| EXTRACTED DATA |
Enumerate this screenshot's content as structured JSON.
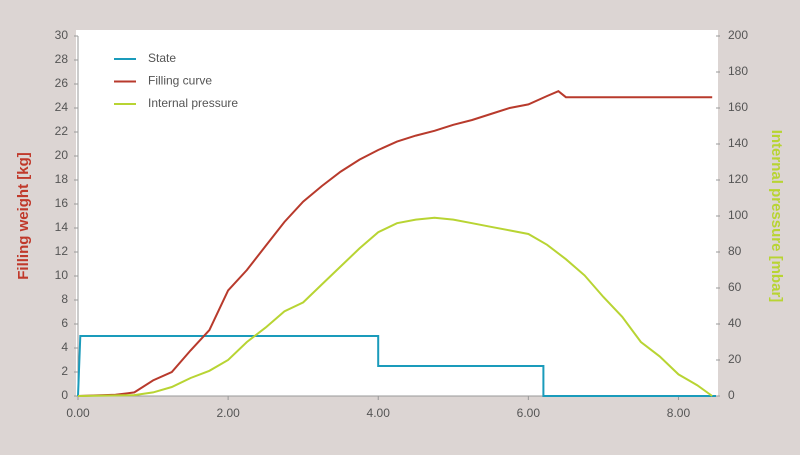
{
  "chart_data": {
    "type": "line",
    "ylabel": "Filling weight [kg]",
    "y2label": "Internal pressure [mbar]",
    "xlim": [
      0,
      8.5
    ],
    "ylim": [
      0,
      30
    ],
    "y2lim": [
      0,
      200
    ],
    "xticks": [
      {
        "value": 0,
        "label": "0.00"
      },
      {
        "value": 2,
        "label": "2.00"
      },
      {
        "value": 4,
        "label": "4.00"
      },
      {
        "value": 6,
        "label": "6.00"
      },
      {
        "value": 8,
        "label": "8.00"
      }
    ],
    "yticks": [
      0,
      2,
      4,
      6,
      8,
      10,
      12,
      14,
      16,
      18,
      20,
      22,
      24,
      26,
      28,
      30
    ],
    "y2ticks": [
      0,
      20,
      40,
      60,
      80,
      100,
      120,
      140,
      160,
      180,
      200
    ],
    "grid": false,
    "legend": "upper left",
    "ylabel_color": "#c0392b",
    "y2label_color": "#b8d433",
    "series": [
      {
        "name": "State",
        "color": "#1a9bbb",
        "x": [
          0,
          0.03,
          4.0,
          4.0,
          6.2,
          6.2,
          8.5
        ],
        "values": [
          0,
          5,
          5,
          2.5,
          2.5,
          0,
          0
        ]
      },
      {
        "name": "Filling curve",
        "color": "#b83a2c",
        "x": [
          0,
          0.5,
          0.75,
          1.0,
          1.25,
          1.5,
          1.75,
          2.0,
          2.25,
          2.5,
          2.75,
          3.0,
          3.25,
          3.5,
          3.75,
          4.0,
          4.25,
          4.5,
          4.75,
          5.0,
          5.25,
          5.5,
          5.75,
          6.0,
          6.25,
          6.4,
          6.5,
          7.0,
          7.5,
          8.0,
          8.45
        ],
        "values": [
          0,
          0.1,
          0.3,
          1.3,
          2.0,
          3.8,
          5.5,
          8.8,
          10.5,
          12.5,
          14.5,
          16.2,
          17.5,
          18.7,
          19.7,
          20.5,
          21.2,
          21.7,
          22.1,
          22.6,
          23.0,
          23.5,
          24.0,
          24.3,
          25.0,
          25.4,
          24.9,
          24.9,
          24.9,
          24.9,
          24.9
        ]
      },
      {
        "name": "Internal pressure",
        "color": "#b8d433",
        "axis": "y2",
        "x": [
          0,
          0.75,
          1.0,
          1.25,
          1.5,
          1.75,
          2.0,
          2.25,
          2.5,
          2.75,
          3.0,
          3.25,
          3.5,
          3.75,
          4.0,
          4.25,
          4.5,
          4.75,
          5.0,
          5.25,
          5.5,
          5.75,
          6.0,
          6.25,
          6.5,
          6.75,
          7.0,
          7.25,
          7.5,
          7.75,
          8.0,
          8.25,
          8.45
        ],
        "values": [
          0,
          0.5,
          2,
          5,
          10,
          14,
          20,
          30,
          38,
          47,
          52,
          62,
          72,
          82,
          91,
          96,
          98,
          99,
          98,
          96,
          94,
          92,
          90,
          84,
          76,
          67,
          55,
          44,
          30,
          22,
          12,
          6,
          0
        ]
      }
    ]
  }
}
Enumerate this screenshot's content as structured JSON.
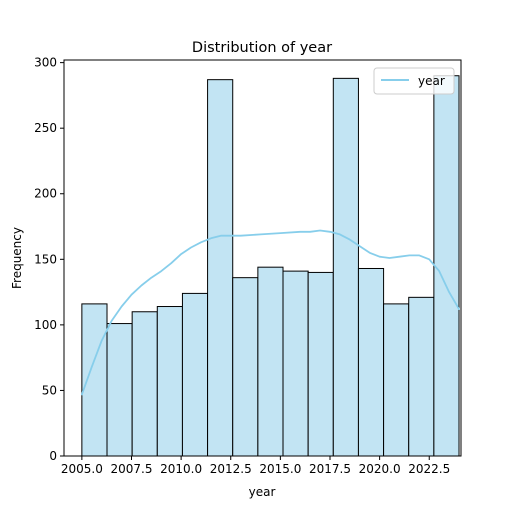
{
  "chart_data": {
    "type": "bar",
    "title": "Distribution of year",
    "xlabel": "year",
    "ylabel": "Frequency",
    "xlim": [
      2004.1,
      2024.1
    ],
    "ylim": [
      0,
      302
    ],
    "xticks": [
      2005.0,
      2007.5,
      2010.0,
      2012.5,
      2015.0,
      2017.5,
      2020.0,
      2022.5
    ],
    "xtick_labels": [
      "2005.0",
      "2007.5",
      "2010.0",
      "2012.5",
      "2015.0",
      "2017.5",
      "2020.0",
      "2022.5"
    ],
    "yticks": [
      0,
      50,
      100,
      150,
      200,
      250,
      300
    ],
    "ytick_labels": [
      "0",
      "50",
      "100",
      "150",
      "200",
      "250",
      "300"
    ],
    "bin_edges": [
      2005.0,
      2006.2667,
      2007.5333,
      2008.8,
      2010.0667,
      2011.3333,
      2012.6,
      2013.8667,
      2015.1333,
      2016.4,
      2017.6667,
      2018.9333,
      2020.2,
      2021.4667,
      2022.7333,
      2024.0
    ],
    "values": [
      116,
      101,
      110,
      114,
      124,
      287,
      136,
      144,
      141,
      140,
      288,
      143,
      116,
      121,
      290
    ],
    "bar_color": "#c2e4f3",
    "bar_edge_color": "#000000",
    "series": [
      {
        "name": "year",
        "type": "kde",
        "color": "#87ceeb",
        "x": [
          2005.0,
          2005.5,
          2006.0,
          2006.5,
          2007.0,
          2007.5,
          2008.0,
          2008.5,
          2009.0,
          2009.5,
          2010.0,
          2010.5,
          2011.0,
          2011.5,
          2012.0,
          2013.0,
          2014.0,
          2015.0,
          2016.0,
          2016.5,
          2017.0,
          2017.5,
          2018.0,
          2018.5,
          2019.0,
          2019.5,
          2020.0,
          2020.5,
          2021.0,
          2021.5,
          2022.0,
          2022.5,
          2023.0,
          2023.5,
          2024.0
        ],
        "values": [
          47,
          68,
          88,
          103,
          114,
          123,
          130,
          136,
          141,
          147,
          154,
          159,
          163,
          166,
          168,
          168,
          169,
          170,
          171,
          171,
          172,
          171,
          169,
          165,
          160,
          155,
          152,
          151,
          152,
          153,
          153,
          150,
          141,
          125,
          112
        ]
      }
    ],
    "legend": {
      "entries": [
        "year"
      ],
      "position": "top-right"
    },
    "grid": false
  }
}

| WRITTEN INSTRUCTION |
The records above must be transcribed exactly. Pictures are left out of the copy.

| REPLY TO THE TASK |
Enumerate this screenshot's content as structured JSON.
{
  "chart_data": {
    "type": "line",
    "ylabel": "Filling weight [kg]",
    "y2label": "Internal pressure [mbar]",
    "xlim": [
      0,
      8.5
    ],
    "ylim": [
      0,
      30
    ],
    "y2lim": [
      0,
      200
    ],
    "xticks": [
      {
        "value": 0,
        "label": "0.00"
      },
      {
        "value": 2,
        "label": "2.00"
      },
      {
        "value": 4,
        "label": "4.00"
      },
      {
        "value": 6,
        "label": "6.00"
      },
      {
        "value": 8,
        "label": "8.00"
      }
    ],
    "yticks": [
      0,
      2,
      4,
      6,
      8,
      10,
      12,
      14,
      16,
      18,
      20,
      22,
      24,
      26,
      28,
      30
    ],
    "y2ticks": [
      0,
      20,
      40,
      60,
      80,
      100,
      120,
      140,
      160,
      180,
      200
    ],
    "grid": false,
    "legend": "upper left",
    "ylabel_color": "#c0392b",
    "y2label_color": "#b8d433",
    "series": [
      {
        "name": "State",
        "color": "#1a9bbb",
        "x": [
          0,
          0.03,
          4.0,
          4.0,
          6.2,
          6.2,
          8.5
        ],
        "values": [
          0,
          5,
          5,
          2.5,
          2.5,
          0,
          0
        ]
      },
      {
        "name": "Filling curve",
        "color": "#b83a2c",
        "x": [
          0,
          0.5,
          0.75,
          1.0,
          1.25,
          1.5,
          1.75,
          2.0,
          2.25,
          2.5,
          2.75,
          3.0,
          3.25,
          3.5,
          3.75,
          4.0,
          4.25,
          4.5,
          4.75,
          5.0,
          5.25,
          5.5,
          5.75,
          6.0,
          6.25,
          6.4,
          6.5,
          7.0,
          7.5,
          8.0,
          8.45
        ],
        "values": [
          0,
          0.1,
          0.3,
          1.3,
          2.0,
          3.8,
          5.5,
          8.8,
          10.5,
          12.5,
          14.5,
          16.2,
          17.5,
          18.7,
          19.7,
          20.5,
          21.2,
          21.7,
          22.1,
          22.6,
          23.0,
          23.5,
          24.0,
          24.3,
          25.0,
          25.4,
          24.9,
          24.9,
          24.9,
          24.9,
          24.9
        ]
      },
      {
        "name": "Internal pressure",
        "color": "#b8d433",
        "axis": "y2",
        "x": [
          0,
          0.75,
          1.0,
          1.25,
          1.5,
          1.75,
          2.0,
          2.25,
          2.5,
          2.75,
          3.0,
          3.25,
          3.5,
          3.75,
          4.0,
          4.25,
          4.5,
          4.75,
          5.0,
          5.25,
          5.5,
          5.75,
          6.0,
          6.25,
          6.5,
          6.75,
          7.0,
          7.25,
          7.5,
          7.75,
          8.0,
          8.25,
          8.45
        ],
        "values": [
          0,
          0.5,
          2,
          5,
          10,
          14,
          20,
          30,
          38,
          47,
          52,
          62,
          72,
          82,
          91,
          96,
          98,
          99,
          98,
          96,
          94,
          92,
          90,
          84,
          76,
          67,
          55,
          44,
          30,
          22,
          12,
          6,
          0
        ]
      }
    ]
  }
}
Enumerate this screenshot's content as structured JSON.
{
  "chart_data": {
    "type": "bar",
    "title": "Distribution of year",
    "xlabel": "year",
    "ylabel": "Frequency",
    "xlim": [
      2004.1,
      2024.1
    ],
    "ylim": [
      0,
      302
    ],
    "xticks": [
      2005.0,
      2007.5,
      2010.0,
      2012.5,
      2015.0,
      2017.5,
      2020.0,
      2022.5
    ],
    "xtick_labels": [
      "2005.0",
      "2007.5",
      "2010.0",
      "2012.5",
      "2015.0",
      "2017.5",
      "2020.0",
      "2022.5"
    ],
    "yticks": [
      0,
      50,
      100,
      150,
      200,
      250,
      300
    ],
    "ytick_labels": [
      "0",
      "50",
      "100",
      "150",
      "200",
      "250",
      "300"
    ],
    "bin_edges": [
      2005.0,
      2006.2667,
      2007.5333,
      2008.8,
      2010.0667,
      2011.3333,
      2012.6,
      2013.8667,
      2015.1333,
      2016.4,
      2017.6667,
      2018.9333,
      2020.2,
      2021.4667,
      2022.7333,
      2024.0
    ],
    "values": [
      116,
      101,
      110,
      114,
      124,
      287,
      136,
      144,
      141,
      140,
      288,
      143,
      116,
      121,
      290
    ],
    "bar_color": "#c2e4f3",
    "bar_edge_color": "#000000",
    "series": [
      {
        "name": "year",
        "type": "kde",
        "color": "#87ceeb",
        "x": [
          2005.0,
          2005.5,
          2006.0,
          2006.5,
          2007.0,
          2007.5,
          2008.0,
          2008.5,
          2009.0,
          2009.5,
          2010.0,
          2010.5,
          2011.0,
          2011.5,
          2012.0,
          2013.0,
          2014.0,
          2015.0,
          2016.0,
          2016.5,
          2017.0,
          2017.5,
          2018.0,
          2018.5,
          2019.0,
          2019.5,
          2020.0,
          2020.5,
          2021.0,
          2021.5,
          2022.0,
          2022.5,
          2023.0,
          2023.5,
          2024.0
        ],
        "values": [
          47,
          68,
          88,
          103,
          114,
          123,
          130,
          136,
          141,
          147,
          154,
          159,
          163,
          166,
          168,
          168,
          169,
          170,
          171,
          171,
          172,
          171,
          169,
          165,
          160,
          155,
          152,
          151,
          152,
          153,
          153,
          150,
          141,
          125,
          112
        ]
      }
    ],
    "legend": {
      "entries": [
        "year"
      ],
      "position": "top-right"
    },
    "grid": false
  }
}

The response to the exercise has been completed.